THE REQUEST:
Using the listing below, please gather every line containing the word "Hata".

━━ EXTRACTED INFORMATION

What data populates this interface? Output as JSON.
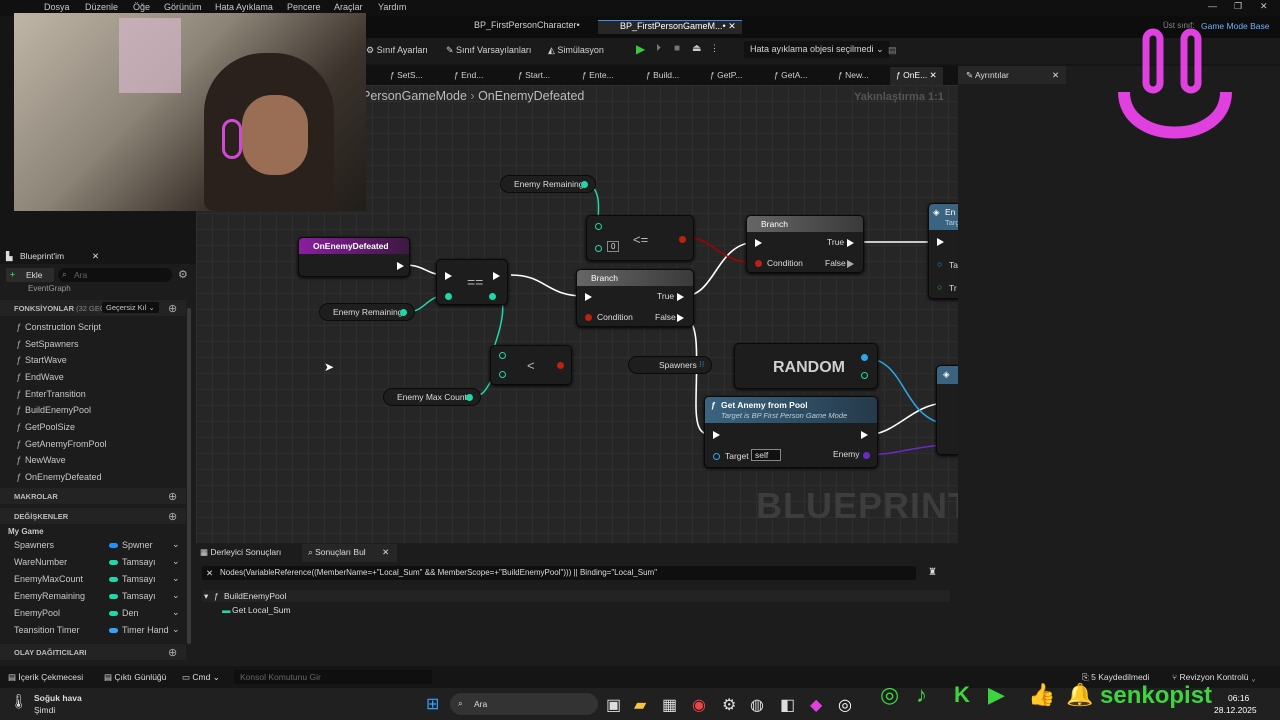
{
  "menu": {
    "items": [
      "Dosya",
      "Düzenle",
      "Öğe",
      "Görünüm",
      "Hata Ayıklama",
      "Pencere",
      "Araçlar",
      "Yardım"
    ]
  },
  "doc_tabs": {
    "tab1": "BP_FirstPersonCharacter•",
    "tab2": "BP_FirstPersonGameM...•",
    "parent_label": "Üst sınıf:",
    "parent_value": "Game Mode Base"
  },
  "toolbar": {
    "class_settings": "Sınıf Ayarları",
    "class_defaults": "Sınıf Varsayılanları",
    "simulation": "Simülasyon",
    "debug_select": "Hata ayıklama objesi seçilmedi"
  },
  "func_tabs": [
    "SetS...",
    "End...",
    "Start...",
    "Ente...",
    "Build...",
    "GetP...",
    "GetA...",
    "New...",
    "OnE..."
  ],
  "details": {
    "title": "Ayrıntılar"
  },
  "breadcrumb": {
    "path": "PersonGameMode",
    "current": "OnEnemyDefeated",
    "zoom": "Yakınlaştırma 1:1"
  },
  "graph": {
    "event_node": "OnEnemyDefeated",
    "enemy_remaining_1": "Enemy Remaining",
    "enemy_remaining_2": "Enemy Remaining",
    "enemy_max_count": "Enemy Max Count",
    "equals_op": "==",
    "lte_op": "<=",
    "lt_op": "<",
    "lte_value": "0",
    "branch1_title": "Branch",
    "branch1_true": "True",
    "branch1_false": "False",
    "branch1_cond": "Condition",
    "branch2_title": "Branch",
    "branch2_true": "True",
    "branch2_false": "False",
    "branch2_cond": "Condition",
    "spawners": "Spawners",
    "random": "RANDOM",
    "getpool_title": "Get Anemy from Pool",
    "getpool_sub": "Target is BP First Person Game Mode",
    "getpool_target": "Target",
    "getpool_self": "self",
    "getpool_enemy": "Enemy",
    "right_node_title": "En",
    "right_node_sub": "Targ",
    "right_pin1": "Ta",
    "right_pin2": "Tr",
    "watermark": "BLUEPRINT"
  },
  "blueprint_panel": {
    "title": "Blueprint'im",
    "add_label": "Ekle",
    "search_placeholder": "Ara",
    "eventgraph": "EventGraph",
    "functions_label": "FONKSİYONLAR",
    "functions_count": "(32 GEÇ",
    "override_label": "Geçersiz Kıl",
    "functions": [
      "Construction Script",
      "SetSpawners",
      "StartWave",
      "EndWave",
      "EnterTransition",
      "BuildEnemyPool",
      "GetPoolSize",
      "GetAnemyFromPool",
      "NewWave",
      "OnEnemyDefeated"
    ],
    "macros_label": "MAKROLAR",
    "variables_label": "DEĞİŞKENLER",
    "category": "My Game",
    "variables": [
      {
        "name": "Spawners",
        "type": "Spwner",
        "color": "#1e90ff"
      },
      {
        "name": "WareNumber",
        "type": "Tamsayı",
        "color": "#1fd8a8"
      },
      {
        "name": "EnemyMaxCount",
        "type": "Tamsayı",
        "color": "#1fd8a8"
      },
      {
        "name": "EnemyRemaining",
        "type": "Tamsayı",
        "color": "#1fd8a8"
      },
      {
        "name": "EnemyPool",
        "type": "Den",
        "color": "#1fd8a8"
      },
      {
        "name": "Teansition Timer",
        "type": "Timer Hand",
        "color": "#3aa0ff"
      }
    ],
    "dispatchers_label": "OLAY DAĞITICILARI"
  },
  "bottom": {
    "tab_compiler": "Derleyici Sonuçları",
    "tab_find": "Sonuçları Bul",
    "query": "Nodes(VariableReference((MemberName=+\"Local_Sum\" && MemberScope=+\"BuildEnemyPool\"))) || Binding=\"Local_Sum\"",
    "result_func": "BuildEnemyPool",
    "result_item": "Get Local_Sum"
  },
  "status": {
    "content_browser": "İçerik Çekmecesi",
    "output_log": "Çıktı Günlüğü",
    "cmd": "Cmd",
    "console_placeholder": "Konsol Komutunu Gir",
    "saved": "5 Kaydedilmedi",
    "revision": "Revizyon Kontrolü"
  },
  "taskbar": {
    "weather_title": "Soğuk hava",
    "weather_sub": "Şimdi",
    "search": "Ara",
    "time": "06:16",
    "date": "28.12.2025"
  },
  "overlay": {
    "brand": "senkopist"
  }
}
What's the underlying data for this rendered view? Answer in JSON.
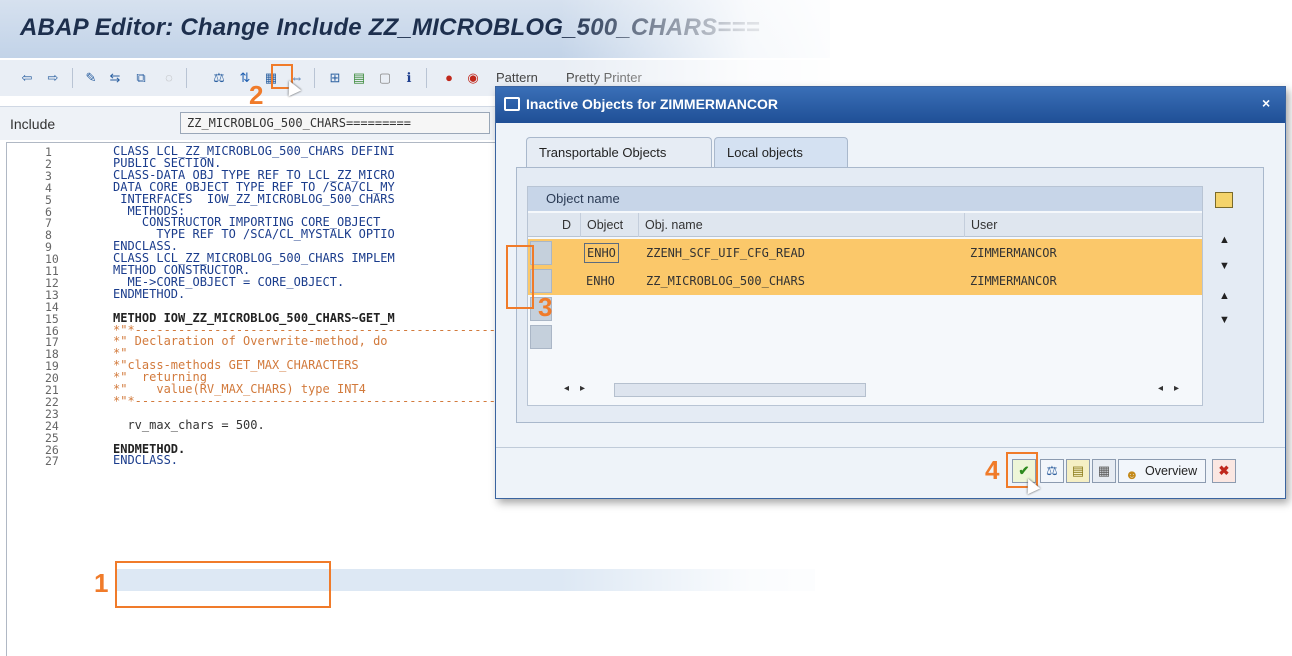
{
  "editor": {
    "title": "ABAP Editor: Change Include ZZ_MICROBLOG_500_CHARS===",
    "toolbar": {
      "pattern_label": "Pattern",
      "pretty_printer_label": "Pretty Printer"
    },
    "include_label": "Include",
    "include_value": "ZZ_MICROBLOG_500_CHARS=========",
    "code_lines": [
      {
        "n": "1",
        "text": "CLASS LCL_ZZ_MICROBLOG_500_CHARS DEFINI"
      },
      {
        "n": "2",
        "text": "PUBLIC SECTION."
      },
      {
        "n": "3",
        "text": "CLASS-DATA OBJ TYPE REF TO LCL_ZZ_MICRO"
      },
      {
        "n": "4",
        "text": "DATA CORE_OBJECT TYPE REF TO /SCA/CL_MY"
      },
      {
        "n": "5",
        "text": " INTERFACES  IOW_ZZ_MICROBLOG_500_CHARS"
      },
      {
        "n": "6",
        "text": "  METHODS:"
      },
      {
        "n": "7",
        "text": "    CONSTRUCTOR IMPORTING CORE_OBJECT"
      },
      {
        "n": "8",
        "text": "      TYPE REF TO /SCA/CL_MYSTALK OPTIO"
      },
      {
        "n": "9",
        "text": "ENDCLASS."
      },
      {
        "n": "10",
        "text": "CLASS LCL_ZZ_MICROBLOG_500_CHARS IMPLEM"
      },
      {
        "n": "11",
        "text": "METHOD CONSTRUCTOR."
      },
      {
        "n": "12",
        "text": "  ME->CORE_OBJECT = CORE_OBJECT."
      },
      {
        "n": "13",
        "text": "ENDMETHOD."
      },
      {
        "n": "14",
        "text": ""
      },
      {
        "n": "15",
        "text": "METHOD IOW_ZZ_MICROBLOG_500_CHARS~GET_M"
      },
      {
        "n": "16",
        "text": "*\"*---------------------------------------------------------------------------"
      },
      {
        "n": "17",
        "text": "*\" Declaration of Overwrite-method, do"
      },
      {
        "n": "18",
        "text": "*\""
      },
      {
        "n": "19",
        "text": "*\"class-methods GET_MAX_CHARACTERS"
      },
      {
        "n": "20",
        "text": "*\"  returning"
      },
      {
        "n": "21",
        "text": "*\"    value(RV_MAX_CHARS) type INT4"
      },
      {
        "n": "22",
        "text": "*\"*---------------------------------------------------------------------------"
      },
      {
        "n": "23",
        "text": ""
      },
      {
        "n": "24",
        "text": "  rv_max_chars = 500."
      },
      {
        "n": "25",
        "text": ""
      },
      {
        "n": "26",
        "text": "ENDMETHOD."
      },
      {
        "n": "27",
        "text": "ENDCLASS."
      }
    ]
  },
  "annotations": {
    "n1": "1",
    "n2": "2",
    "n3": "3",
    "n4": "4"
  },
  "dialog": {
    "title": "Inactive Objects for ZIMMERMANCOR",
    "close_glyph": "×",
    "tabs": [
      {
        "label": "Transportable Objects"
      },
      {
        "label": "Local objects"
      }
    ],
    "table": {
      "title": "Object name",
      "columns": [
        "D",
        "Object",
        "Obj. name",
        "User"
      ],
      "rows": [
        {
          "object": "ENHO",
          "obj_name": "ZZENH_SCF_UIF_CFG_READ",
          "user": "ZIMMERMANCOR"
        },
        {
          "object": "ENHO",
          "obj_name": "ZZ_MICROBLOG_500_CHARS",
          "user": "ZIMMERMANCOR"
        }
      ]
    },
    "buttons": {
      "overview": "Overview"
    }
  },
  "colors": {
    "accent": "#f07b2a",
    "row_highlight": "#fbc86a",
    "title_bar": "#1f4f96"
  }
}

━━━━

TASK RESULT:
      "Hata Ayıklama",
    "debug_select": "Hata ayıklama objesi seçilmedi"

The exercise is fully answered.